(The problem): Drop the images; return everything else in the listing below exactly.

(Exercise material):
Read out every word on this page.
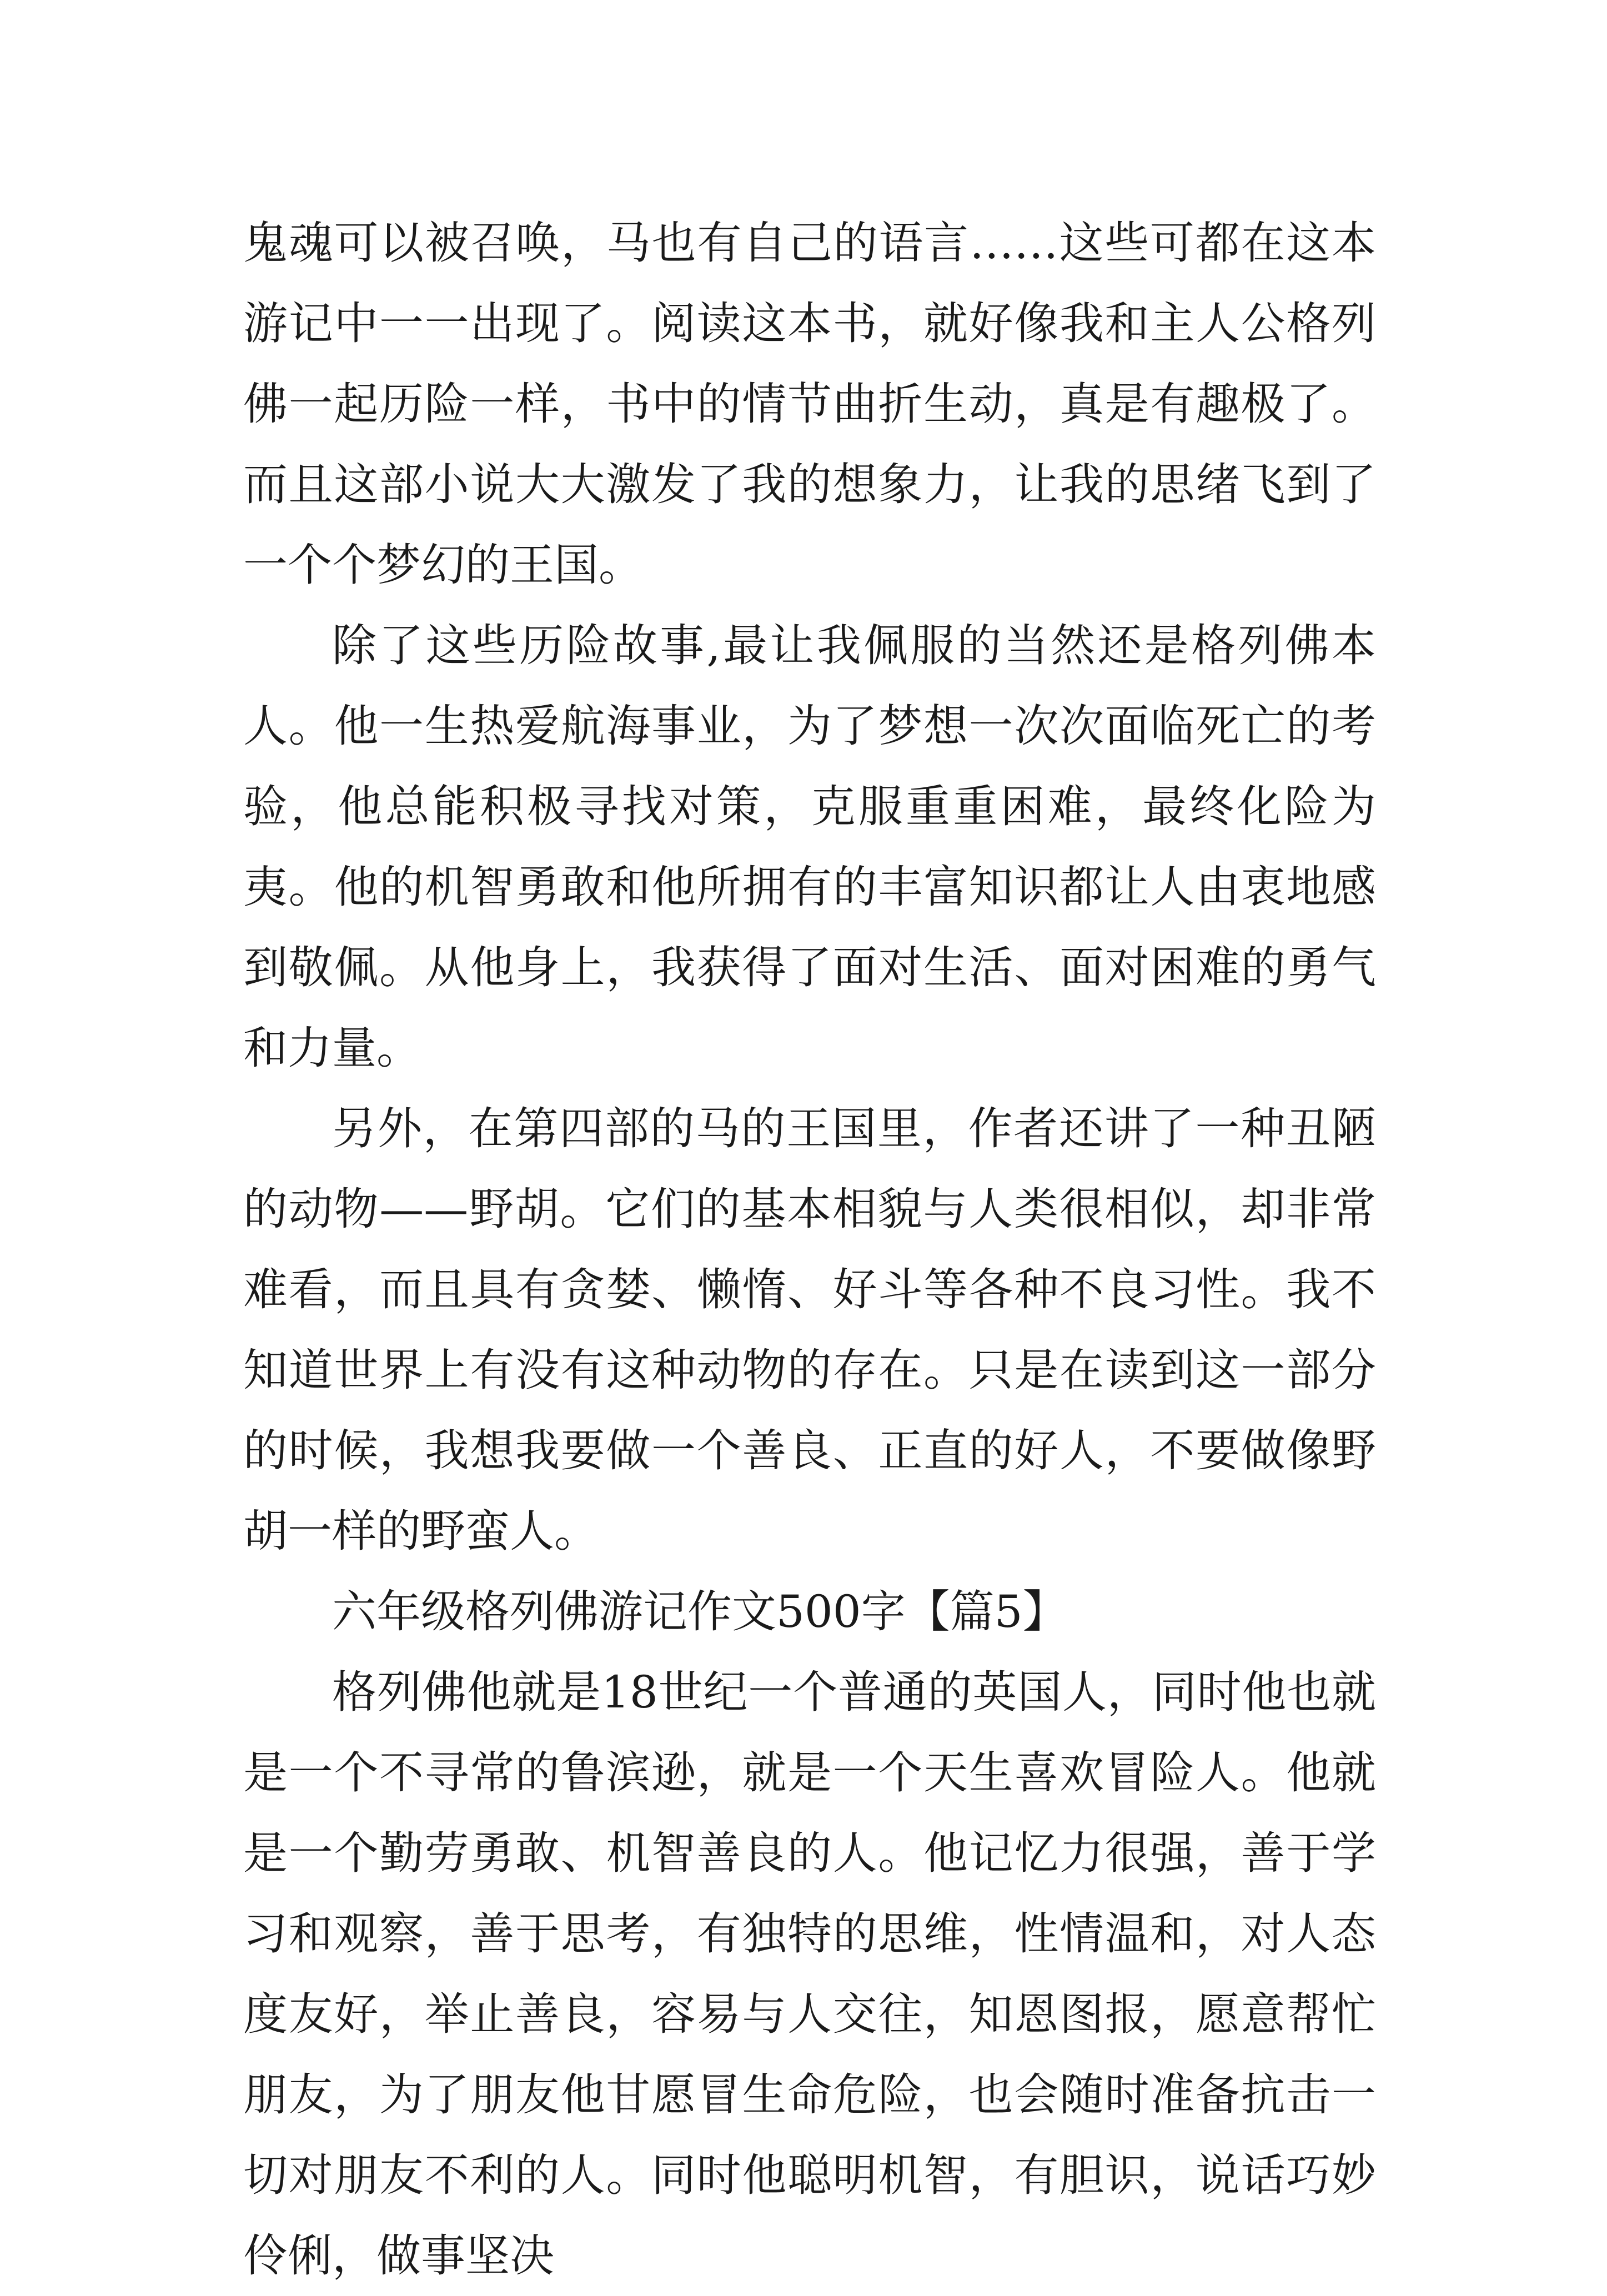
鬼魂可以被召唤，马也有自己的语言……这些可都在这本游记中一一出现了。阅读这本书，就好像我和主人公格列佛一起历险一样，书中的情节曲折生动，真是有趣极了。而且这部小说大大激发了我的想象力，让我的思绪飞到了一个个梦幻的王国。

除了这些历险故事,最让我佩服的当然还是格列佛本人。他一生热爱航海事业，为了梦想一次次面临死亡的考验，他总能积极寻找对策，克服重重困难，最终化险为夷。他的机智勇敢和他所拥有的丰富知识都让人由衷地感到敬佩。从他身上，我获得了面对生活、面对困难的勇气和力量。

另外，在第四部的马的王国里，作者还讲了一种丑陋的动物——野胡。它们的基本相貌与人类很相似，却非常难看，而且具有贪婪、懒惰、好斗等各种不良习性。我不知道世界上有没有这种动物的存在。只是在读到这一部分的时候，我想我要做一个善良、正直的好人，不要做像野胡一样的野蛮人。

六年级格列佛游记作文500字【篇5】

格列佛他就是18世纪一个普通的英国人，同时他也就是一个不寻常的鲁滨逊，就是一个天生喜欢冒险人。他就是一个勤劳勇敢、机智善良的人。他记忆力很强，善于学习和观察，善于思考，有独特的思维，性情温和，对人态度友好，举止善良，容易与人交往，知恩图报，愿意帮忙朋友，为了朋友他甘愿冒生命危险，也会随时准备抗击一切对朋友不利的人。同时他聪明机智，有胆识，说话巧妙伶俐，做事坚决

(Response to the task):
Read out every word on this page.
鬼魂可以被召唤，马也有自己的语言……这些可都在这本游记中一一出现了。阅读这本书，就好像我和主人公格列佛一起历险一样，书中的情节曲折生动，真是有趣极了。而且这部小说大大激发了我的想象力，让我的思绪飞到了一个个梦幻的王国。

除了这些历险故事,最让我佩服的当然还是格列佛本人。他一生热爱航海事业，为了梦想一次次面临死亡的考验，他总能积极寻找对策，克服重重困难，最终化险为夷。他的机智勇敢和他所拥有的丰富知识都让人由衷地感到敬佩。从他身上，我获得了面对生活、面对困难的勇气和力量。

另外，在第四部的马的王国里，作者还讲了一种丑陋的动物——野胡。它们的基本相貌与人类很相似，却非常难看，而且具有贪婪、懒惰、好斗等各种不良习性。我不知道世界上有没有这种动物的存在。只是在读到这一部分的时候，我想我要做一个善良、正直的好人，不要做像野胡一样的野蛮人。

六年级格列佛游记作文500字【篇5】

格列佛他就是18世纪一个普通的英国人，同时他也就是一个不寻常的鲁滨逊，就是一个天生喜欢冒险人。他就是一个勤劳勇敢、机智善良的人。他记忆力很强，善于学习和观察，善于思考，有独特的思维，性情温和，对人态度友好，举止善良，容易与人交往，知恩图报，愿意帮忙朋友，为了朋友他甘愿冒生命危险，也会随时准备抗击一切对朋友不利的人。同时他聪明机智，有胆识，说话巧妙伶俐，做事坚决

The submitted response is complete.